**Work required**
Copy each record exactly as it reads, leaving out any pictures it holds.
>> start Dataset
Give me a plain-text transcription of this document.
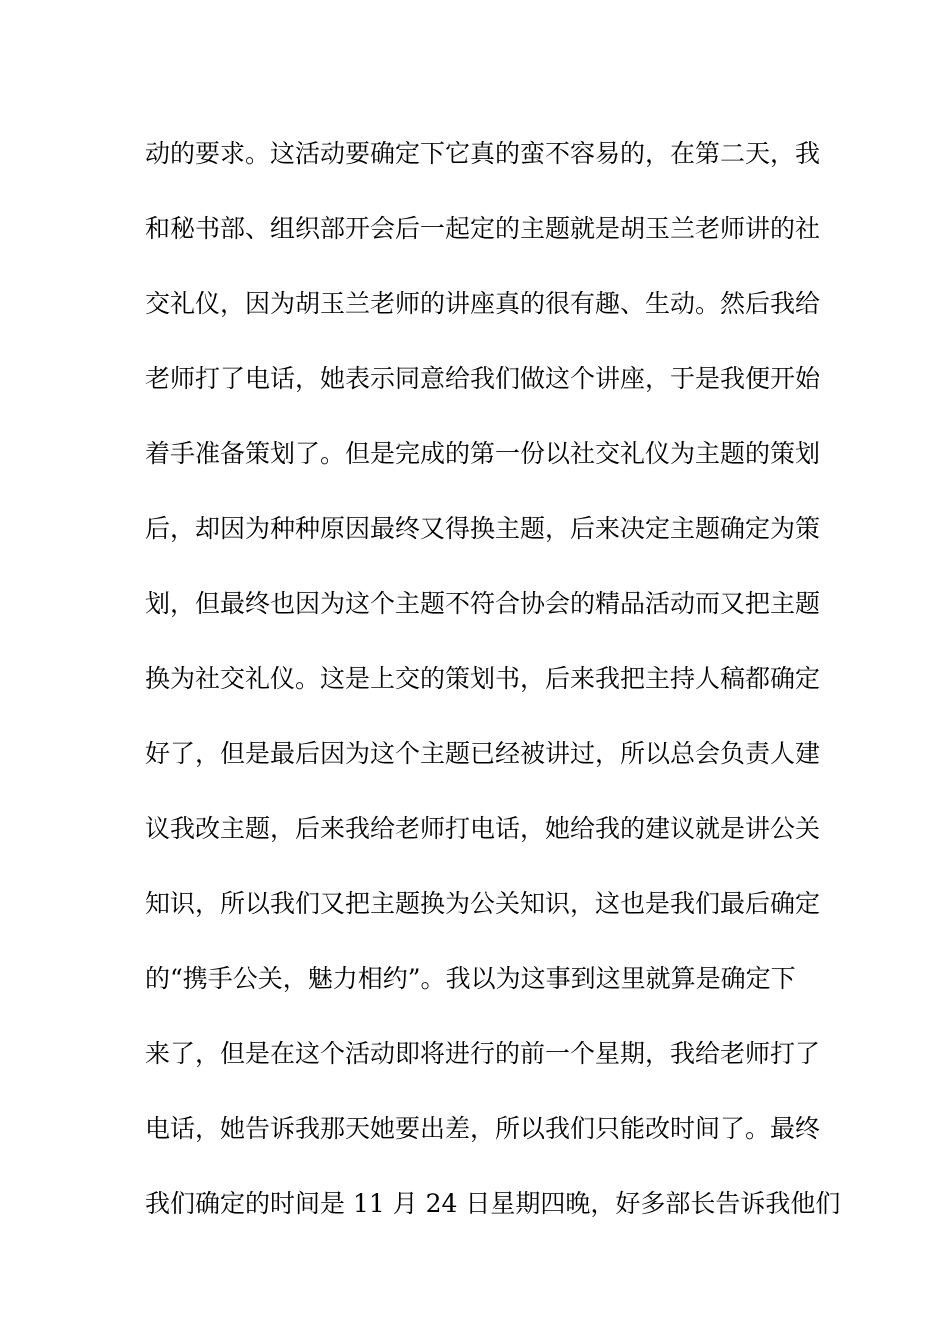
动的要求。这活动要确定下它真的蛮不容易的，在第二天，我
和秘书部、组织部开会后一起定的主题就是胡玉兰老师讲的社
交礼仪，因为胡玉兰老师的讲座真的很有趣、生动。然后我给
老师打了电话，她表示同意给我们做这个讲座，于是我便开始
着手准备策划了。但是完成的第一份以社交礼仪为主题的策划
后，却因为种种原因最终又得换主题，后来决定主题确定为策
划，但最终也因为这个主题不符合协会的精品活动而又把主题
换为社交礼仪。这是上交的策划书，后来我把主持人稿都确定
好了，但是最后因为这个主题已经被讲过，所以总会负责人建
议我改主题，后来我给老师打电话，她给我的建议就是讲公关
知识，所以我们又把主题换为公关知识，这也是我们最后确定
的“携手公关，魅力相约”。我以为这事到这里就算是确定下
来了，但是在这个活动即将进行的前一个星期，我给老师打了
电话，她告诉我那天她要出差，所以我们只能改时间了。最终
我们确定的时间是 11 月 24 日星期四晚，好多部长告诉我他们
>> end Dataset
**Exercise answer**
Give me a plain-text transcription of this document.
动的要求。这活动要确定下它真的蛮不容易的，在第二天，我
和秘书部、组织部开会后一起定的主题就是胡玉兰老师讲的社
交礼仪，因为胡玉兰老师的讲座真的很有趣、生动。然后我给
老师打了电话，她表示同意给我们做这个讲座，于是我便开始
着手准备策划了。但是完成的第一份以社交礼仪为主题的策划
后，却因为种种原因最终又得换主题，后来决定主题确定为策
划，但最终也因为这个主题不符合协会的精品活动而又把主题
换为社交礼仪。这是上交的策划书，后来我把主持人稿都确定
好了，但是最后因为这个主题已经被讲过，所以总会负责人建
议我改主题，后来我给老师打电话，她给我的建议就是讲公关
知识，所以我们又把主题换为公关知识，这也是我们最后确定
的“携手公关，魅力相约”。我以为这事到这里就算是确定下
来了，但是在这个活动即将进行的前一个星期，我给老师打了
电话，她告诉我那天她要出差，所以我们只能改时间了。最终
我们确定的时间是 11 月 24 日星期四晚，好多部长告诉我他们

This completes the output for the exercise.